Recorded data
-- start --

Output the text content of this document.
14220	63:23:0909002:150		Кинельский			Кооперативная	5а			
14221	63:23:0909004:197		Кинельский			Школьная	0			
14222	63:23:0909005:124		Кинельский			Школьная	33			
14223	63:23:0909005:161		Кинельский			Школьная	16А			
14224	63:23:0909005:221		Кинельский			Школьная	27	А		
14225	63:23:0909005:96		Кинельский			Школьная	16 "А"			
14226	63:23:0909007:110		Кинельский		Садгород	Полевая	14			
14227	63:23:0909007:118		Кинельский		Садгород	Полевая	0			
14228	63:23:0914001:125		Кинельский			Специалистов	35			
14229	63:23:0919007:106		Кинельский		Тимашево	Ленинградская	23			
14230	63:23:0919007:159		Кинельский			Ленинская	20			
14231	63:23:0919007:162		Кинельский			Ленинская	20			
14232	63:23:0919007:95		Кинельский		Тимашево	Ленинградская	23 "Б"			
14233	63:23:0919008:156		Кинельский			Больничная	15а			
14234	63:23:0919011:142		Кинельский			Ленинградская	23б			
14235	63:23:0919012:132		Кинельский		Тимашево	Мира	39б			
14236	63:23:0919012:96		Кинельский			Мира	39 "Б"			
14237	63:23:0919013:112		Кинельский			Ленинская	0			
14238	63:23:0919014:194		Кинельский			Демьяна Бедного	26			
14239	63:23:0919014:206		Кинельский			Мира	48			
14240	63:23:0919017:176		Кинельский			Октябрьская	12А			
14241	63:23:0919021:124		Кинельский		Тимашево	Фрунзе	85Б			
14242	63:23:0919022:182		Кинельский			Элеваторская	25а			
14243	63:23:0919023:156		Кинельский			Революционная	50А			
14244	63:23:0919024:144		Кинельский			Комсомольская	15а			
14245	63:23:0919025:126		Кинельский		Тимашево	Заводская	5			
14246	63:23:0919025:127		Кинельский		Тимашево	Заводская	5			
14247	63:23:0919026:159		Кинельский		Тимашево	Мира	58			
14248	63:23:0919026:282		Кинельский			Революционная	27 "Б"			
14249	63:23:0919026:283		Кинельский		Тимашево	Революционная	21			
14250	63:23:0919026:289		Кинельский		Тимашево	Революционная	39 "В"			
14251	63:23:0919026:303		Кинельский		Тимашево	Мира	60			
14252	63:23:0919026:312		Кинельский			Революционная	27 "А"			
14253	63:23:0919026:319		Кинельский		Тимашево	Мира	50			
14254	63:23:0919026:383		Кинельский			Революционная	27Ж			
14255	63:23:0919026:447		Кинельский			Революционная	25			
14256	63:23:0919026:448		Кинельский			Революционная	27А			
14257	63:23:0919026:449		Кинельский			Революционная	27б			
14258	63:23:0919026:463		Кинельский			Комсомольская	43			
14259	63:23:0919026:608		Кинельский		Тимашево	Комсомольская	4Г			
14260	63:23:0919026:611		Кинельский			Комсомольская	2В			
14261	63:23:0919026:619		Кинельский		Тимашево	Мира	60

-- end --

Faithfully reproduce all of the records, character for character.

- ANSWER TO THE TASK -
Output the text content of this document.
14220	63:23:0909002:150		Кинельский			Кооперативная	5а			
14221	63:23:0909004:197		Кинельский			Школьная	0			
14222	63:23:0909005:124		Кинельский			Школьная	33			
14223	63:23:0909005:161		Кинельский			Школьная	16А			
14224	63:23:0909005:221		Кинельский			Школьная	27	А		
14225	63:23:0909005:96		Кинельский			Школьная	16 "А"			
14226	63:23:0909007:110		Кинельский		Садгород	Полевая	14			
14227	63:23:0909007:118		Кинельский		Садгород	Полевая	0			
14228	63:23:0914001:125		Кинельский			Специалистов	35			
14229	63:23:0919007:106		Кинельский		Тимашево	Ленинградская	23			
14230	63:23:0919007:159		Кинельский			Ленинская	20			
14231	63:23:0919007:162		Кинельский			Ленинская	20			
14232	63:23:0919007:95		Кинельский		Тимашево	Ленинградская	23 "Б"			
14233	63:23:0919008:156		Кинельский			Больничная	15а			
14234	63:23:0919011:142		Кинельский			Ленинградская	23б			
14235	63:23:0919012:132		Кинельский		Тимашево	Мира	39б			
14236	63:23:0919012:96		Кинельский			Мира	39 "Б"			
14237	63:23:0919013:112		Кинельский			Ленинская	0			
14238	63:23:0919014:194		Кинельский			Демьяна Бедного	26			
14239	63:23:0919014:206		Кинельский			Мира	48			
14240	63:23:0919017:176		Кинельский			Октябрьская	12А			
14241	63:23:0919021:124		Кинельский		Тимашево	Фрунзе	85Б			
14242	63:23:0919022:182		Кинельский			Элеваторская	25а			
14243	63:23:0919023:156		Кинельский			Революционная	50А			
14244	63:23:0919024:144		Кинельский			Комсомольская	15а			
14245	63:23:0919025:126		Кинельский		Тимашево	Заводская	5			
14246	63:23:0919025:127		Кинельский		Тимашево	Заводская	5			
14247	63:23:0919026:159		Кинельский		Тимашево	Мира	58			
14248	63:23:0919026:282		Кинельский			Революционная	27 "Б"			
14249	63:23:0919026:283		Кинельский		Тимашево	Революционная	21			
14250	63:23:0919026:289		Кинельский		Тимашево	Революционная	39 "В"			
14251	63:23:0919026:303		Кинельский		Тимашево	Мира	60			
14252	63:23:0919026:312		Кинельский			Революционная	27 "А"			
14253	63:23:0919026:319		Кинельский		Тимашево	Мира	50			
14254	63:23:0919026:383		Кинельский			Революционная	27Ж			
14255	63:23:0919026:447		Кинельский			Революционная	25			
14256	63:23:0919026:448		Кинельский			Революционная	27А			
14257	63:23:0919026:449		Кинельский			Революционная	27б			
14258	63:23:0919026:463		Кинельский			Комсомольская	43			
14259	63:23:0919026:608		Кинельский		Тимашево	Комсомольская	4Г			
14260	63:23:0919026:611		Кинельский			Комсомольская	2В			
14261	63:23:0919026:619		Кинельский		Тимашево	Мира	60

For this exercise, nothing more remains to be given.